_Direction_
Once the pictures are set aside, transcribe the remaining data exactly.

[start Data rows]

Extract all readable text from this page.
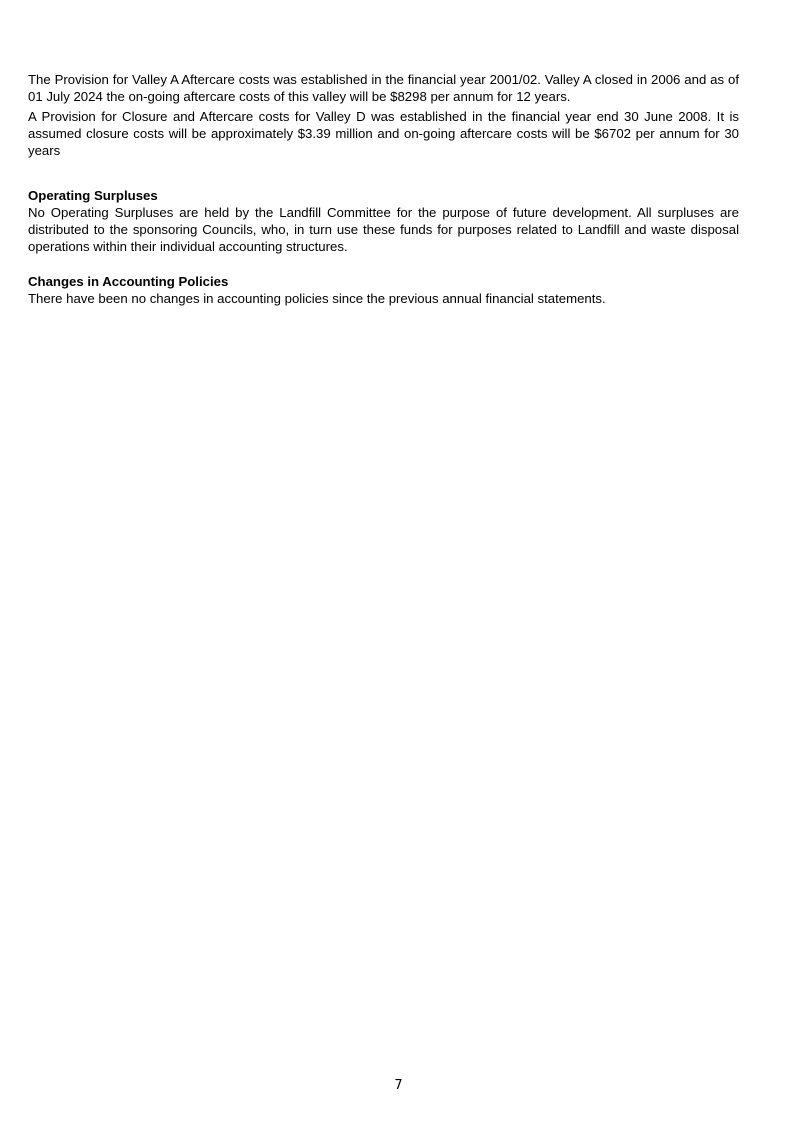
The Provision for Valley A Aftercare costs was established in the financial year 2001/02. Valley A closed in 2006 and as of 01 July 2024 the on-going aftercare costs of this valley will be $8298 per annum for 12 years.

A Provision for Closure and Aftercare costs for Valley D was established in the financial year end 30 June 2008. It is assumed closure costs will be approximately $3.39 million and on-going aftercare costs will be $6702 per annum for 30 years

Operating Surpluses

No Operating Surpluses are held by the Landfill Committee for the purpose of future development. All surpluses are distributed to the sponsoring Councils, who, in turn use these funds for purposes related to Landfill and waste disposal operations within their individual accounting structures.

Changes in Accounting Policies

There have been no changes in accounting policies since the previous annual financial statements.

7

[end Data rows]

_Exercise response_
Extract all readable text from this page.
The Provision for Valley A Aftercare costs was established in the financial year 2001/02. Valley A closed in 2006 and as of 01 July 2024 the on-going aftercare costs of this valley will be $8298 per annum for 12 years.

A Provision for Closure and Aftercare costs for Valley D was established in the financial year end 30 June 2008. It is assumed closure costs will be approximately $3.39 million and on-going aftercare costs will be $6702 per annum for 30 years

Operating Surpluses

No Operating Surpluses are held by the Landfill Committee for the purpose of future development. All surpluses are distributed to the sponsoring Councils, who, in turn use these funds for purposes related to Landfill and waste disposal operations within their individual accounting structures.

Changes in Accounting Policies

There have been no changes in accounting policies since the previous annual financial statements.

7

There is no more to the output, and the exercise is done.